**Excerpted data:**
-- Begin --
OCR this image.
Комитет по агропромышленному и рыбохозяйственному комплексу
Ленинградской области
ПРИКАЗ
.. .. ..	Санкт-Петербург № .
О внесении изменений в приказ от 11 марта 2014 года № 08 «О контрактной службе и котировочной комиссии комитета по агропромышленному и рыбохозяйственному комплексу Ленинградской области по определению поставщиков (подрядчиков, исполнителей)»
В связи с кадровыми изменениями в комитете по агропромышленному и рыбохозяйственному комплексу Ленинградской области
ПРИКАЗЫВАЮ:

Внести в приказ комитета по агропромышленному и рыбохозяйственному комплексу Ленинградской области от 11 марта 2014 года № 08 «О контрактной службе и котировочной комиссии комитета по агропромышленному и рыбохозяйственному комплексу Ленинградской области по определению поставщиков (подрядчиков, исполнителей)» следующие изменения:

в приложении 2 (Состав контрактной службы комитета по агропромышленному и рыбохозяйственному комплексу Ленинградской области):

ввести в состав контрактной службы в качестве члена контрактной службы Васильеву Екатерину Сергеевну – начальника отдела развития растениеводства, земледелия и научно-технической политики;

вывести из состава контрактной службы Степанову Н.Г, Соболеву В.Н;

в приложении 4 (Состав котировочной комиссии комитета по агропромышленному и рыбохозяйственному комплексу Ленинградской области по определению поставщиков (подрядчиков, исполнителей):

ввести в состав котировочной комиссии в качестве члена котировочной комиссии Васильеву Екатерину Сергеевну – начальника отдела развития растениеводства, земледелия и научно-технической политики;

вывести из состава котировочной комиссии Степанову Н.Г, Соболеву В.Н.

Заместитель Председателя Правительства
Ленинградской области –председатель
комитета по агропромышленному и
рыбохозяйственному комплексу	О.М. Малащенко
-- End --
Search the entries for the word "марта" and gather every line where it appears.

**Task output:**
О внесении изменений в приказ от 11 марта 2014 года № 08 «О контрактной службе и котировочной комиссии комитета по агропромышленному и рыбохозяйственному комплексу Ленинградской области по определению поставщиков (подрядчиков, исполнителей)»
Внести в приказ комитета по агропромышленному и рыбохозяйственному комплексу Ленинградской области от 11 марта 2014 года № 08 «О контрактной службе и котировочной комиссии комитета по агропромышленному и рыбохозяйственному комплексу Ленинградской области по определению поставщиков (подрядчиков, исполнителей)» следующие изменения:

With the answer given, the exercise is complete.